C++ Logo

sg16

Advanced search

Re: [SG16-Unicode] Strong code unit types

From: Tom Honermann <tom_at_[hidden]>
Date: Wed, 5 Dec 2018 09:15:17 -0500
On 12/5/18 8:05 AM, Steve Downey wrote:
> `codepoint` also, which is probably "just" a char32_t?

No, I think a type that isn't convertible from code unit types is
desirable. (I'm interpreting your response as implying that 'codepoint'
would just be a type alias of 'char32_t' as opposed to a distinct strong
type)

Thinking about the std::isalnum example we discussed this week. The
problem was that it was being called with code unit values, but its
parameter type means something more like a code point. Code like the
following is well-formed and follows current recommendations for correct
use of std::isalnum, but is nevertheless incorrect for multibyte
encodings that reuse valid leading code unit values as trailing code
unit values (e.g.; Shift-JIS).

void f(const char *s) {
   while (*s) {
     if (std::isalnum(static_cast<unsigned char>(*s++)) {
       ...
     }
   }
}

Use of a distinct type for code points that is not implicitly
convertible from a code unit type prevents these kinds of problems.

Tom.

>
> On Wed, Dec 5, 2018, 01:40 Tom Honermann <tom_at_[hidden]
> <mailto:tom_at_[hidden]> wrote:
>
> On 12/4/18 11:17 PM, Lyberta wrote:
> > This is something that hit me recently. Why are we using fundamental
> > types for code units? CppCon 2018 is full of people saying that we
> > should migrate to strong types, that std::size_t should have been a
> > struct, etc.
> The primary reason for using fundamental types for code units is that
> those are the types used for character and string literals.
> >
> > I propose we add strong types for code units:
> >
> > * utf8_code_unit
> > * utf16_code_unit
> > * utf32_code_unit
> >
> > These will hold char8,16,32_t inside of them respectively but
> will not
> > allow the invalid values such as >245 for UTF-8, surrogates and
> >> 0x10FFFF for UTF-32, etc.
> > This will guarantee that all code units are valid and will allow
> us to
> > write much faster code because we will never need to check for
> invalid
> > values.
>
> The downside of such validating types is the validation overhead.
>
> I am in favor of introducing strong types for code points.
>
> Tom.
>
> _______________________________________________
> SG16 Unicode mailing list
> Unicode_at_[hidden] <mailto:Unicode_at_[hidden]>
> http://www.open-std.org/mailman/listinfo/unicode
>


Received on 2018-12-05 15:15:20

(Material shown):
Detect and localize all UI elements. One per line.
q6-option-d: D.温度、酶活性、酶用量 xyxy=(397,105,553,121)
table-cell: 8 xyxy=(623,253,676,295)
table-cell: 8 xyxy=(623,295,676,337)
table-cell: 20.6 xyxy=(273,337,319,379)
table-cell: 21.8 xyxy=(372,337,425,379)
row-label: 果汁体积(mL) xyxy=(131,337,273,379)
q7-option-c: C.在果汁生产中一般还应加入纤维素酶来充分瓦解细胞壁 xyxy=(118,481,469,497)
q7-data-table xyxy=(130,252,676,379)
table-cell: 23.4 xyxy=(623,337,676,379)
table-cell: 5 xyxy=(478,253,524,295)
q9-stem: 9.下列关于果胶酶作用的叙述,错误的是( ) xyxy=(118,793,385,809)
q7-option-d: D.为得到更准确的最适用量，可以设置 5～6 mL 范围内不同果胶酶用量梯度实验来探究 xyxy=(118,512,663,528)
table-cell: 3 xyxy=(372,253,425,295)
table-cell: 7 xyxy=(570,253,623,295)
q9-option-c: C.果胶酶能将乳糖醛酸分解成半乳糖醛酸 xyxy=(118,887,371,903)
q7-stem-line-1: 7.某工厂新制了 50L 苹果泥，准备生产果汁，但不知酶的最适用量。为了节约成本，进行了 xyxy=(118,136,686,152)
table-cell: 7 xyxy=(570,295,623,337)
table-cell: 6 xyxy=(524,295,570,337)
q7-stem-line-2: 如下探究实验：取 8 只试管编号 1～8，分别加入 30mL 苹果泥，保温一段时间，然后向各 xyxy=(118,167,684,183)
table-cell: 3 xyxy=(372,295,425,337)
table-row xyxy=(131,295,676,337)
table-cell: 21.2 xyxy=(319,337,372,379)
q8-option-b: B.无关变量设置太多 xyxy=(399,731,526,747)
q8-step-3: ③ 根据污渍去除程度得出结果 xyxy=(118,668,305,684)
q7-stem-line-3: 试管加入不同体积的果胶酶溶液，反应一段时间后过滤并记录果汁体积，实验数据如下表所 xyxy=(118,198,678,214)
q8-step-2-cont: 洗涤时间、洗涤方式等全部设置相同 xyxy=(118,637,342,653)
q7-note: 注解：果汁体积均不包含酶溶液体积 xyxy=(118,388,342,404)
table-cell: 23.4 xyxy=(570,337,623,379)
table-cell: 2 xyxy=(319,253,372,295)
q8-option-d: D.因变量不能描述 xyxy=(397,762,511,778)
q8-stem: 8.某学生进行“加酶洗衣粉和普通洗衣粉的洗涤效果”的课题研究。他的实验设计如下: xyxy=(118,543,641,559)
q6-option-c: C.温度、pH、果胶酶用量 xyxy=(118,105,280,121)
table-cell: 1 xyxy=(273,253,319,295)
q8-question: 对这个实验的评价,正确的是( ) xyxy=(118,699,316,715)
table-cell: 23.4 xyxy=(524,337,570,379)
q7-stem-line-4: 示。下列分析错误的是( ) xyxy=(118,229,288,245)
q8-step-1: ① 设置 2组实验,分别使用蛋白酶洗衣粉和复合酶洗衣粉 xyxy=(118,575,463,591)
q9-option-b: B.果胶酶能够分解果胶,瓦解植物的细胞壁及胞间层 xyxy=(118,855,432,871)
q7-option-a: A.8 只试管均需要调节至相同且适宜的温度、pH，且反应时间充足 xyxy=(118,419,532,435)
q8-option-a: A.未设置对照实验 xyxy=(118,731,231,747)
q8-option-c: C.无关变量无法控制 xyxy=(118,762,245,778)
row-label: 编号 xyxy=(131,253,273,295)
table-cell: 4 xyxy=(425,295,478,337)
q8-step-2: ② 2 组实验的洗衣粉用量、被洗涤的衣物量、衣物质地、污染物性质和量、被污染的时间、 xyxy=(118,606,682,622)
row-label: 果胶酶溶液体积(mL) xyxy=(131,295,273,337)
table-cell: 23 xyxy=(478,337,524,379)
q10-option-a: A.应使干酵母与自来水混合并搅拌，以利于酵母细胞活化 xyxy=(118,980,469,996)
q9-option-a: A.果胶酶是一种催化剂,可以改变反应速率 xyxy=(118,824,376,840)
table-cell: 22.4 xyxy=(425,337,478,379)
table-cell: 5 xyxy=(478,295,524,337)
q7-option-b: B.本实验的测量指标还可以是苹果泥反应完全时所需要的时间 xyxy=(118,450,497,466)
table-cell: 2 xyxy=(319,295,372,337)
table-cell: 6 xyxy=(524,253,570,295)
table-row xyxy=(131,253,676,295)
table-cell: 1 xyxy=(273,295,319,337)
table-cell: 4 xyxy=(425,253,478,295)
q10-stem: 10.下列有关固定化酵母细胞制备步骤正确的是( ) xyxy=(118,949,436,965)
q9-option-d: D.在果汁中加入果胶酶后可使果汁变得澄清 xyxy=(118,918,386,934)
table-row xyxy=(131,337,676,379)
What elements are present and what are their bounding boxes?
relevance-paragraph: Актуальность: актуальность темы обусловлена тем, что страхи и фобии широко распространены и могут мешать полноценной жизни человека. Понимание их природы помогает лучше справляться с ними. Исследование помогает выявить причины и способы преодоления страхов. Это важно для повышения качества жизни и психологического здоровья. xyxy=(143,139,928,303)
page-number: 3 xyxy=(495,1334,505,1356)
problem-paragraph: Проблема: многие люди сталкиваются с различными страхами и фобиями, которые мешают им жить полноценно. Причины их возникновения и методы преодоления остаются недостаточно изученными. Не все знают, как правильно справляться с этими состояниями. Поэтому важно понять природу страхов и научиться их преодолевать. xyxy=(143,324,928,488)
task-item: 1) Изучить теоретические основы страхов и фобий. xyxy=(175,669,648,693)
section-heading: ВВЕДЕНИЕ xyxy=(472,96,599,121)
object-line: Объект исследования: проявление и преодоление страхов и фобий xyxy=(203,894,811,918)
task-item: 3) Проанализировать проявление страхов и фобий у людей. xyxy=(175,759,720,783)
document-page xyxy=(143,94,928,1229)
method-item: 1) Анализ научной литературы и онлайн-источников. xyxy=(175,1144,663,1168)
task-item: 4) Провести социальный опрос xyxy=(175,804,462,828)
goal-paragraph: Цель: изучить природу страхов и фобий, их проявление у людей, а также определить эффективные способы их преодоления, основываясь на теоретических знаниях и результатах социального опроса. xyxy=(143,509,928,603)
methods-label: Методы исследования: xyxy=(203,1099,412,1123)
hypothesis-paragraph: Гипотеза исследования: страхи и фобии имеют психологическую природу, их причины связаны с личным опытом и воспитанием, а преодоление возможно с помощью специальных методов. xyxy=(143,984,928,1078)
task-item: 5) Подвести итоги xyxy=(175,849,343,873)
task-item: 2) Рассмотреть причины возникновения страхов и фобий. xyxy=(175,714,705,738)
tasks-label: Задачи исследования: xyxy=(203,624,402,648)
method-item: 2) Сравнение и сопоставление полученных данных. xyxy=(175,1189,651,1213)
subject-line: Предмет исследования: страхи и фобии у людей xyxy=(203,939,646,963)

(Requirement A): In the message about strong code unit types, print the passage that opens with the words "Thinking about the" and closes with "values (e.g.; Shift-JIS).", copying it character for character.
(Requirement B): Render this sentence from the message about strong code unit types in Spanish: "Use of a distinct type for code points that is not implicitly convertible from a code unit type prevents these kinds of problems."

(Full answer A):
Thinking about the std::isalnum example we discussed this week. The
problem was that it was being called with code unit values, but its
parameter type means something more like a code point. Code like the
following is well-formed and follows current recommendations for correct
use of std::isalnum, but is nevertheless incorrect for multibyte
encodings that reuse valid leading code unit values as trailing code
unit values (e.g.; Shift-JIS).

(Full answer B): El uso de un tipo distinto para los puntos de código que no sea implícitamente convertible desde un tipo de unidad de código evita este tipo de problemas.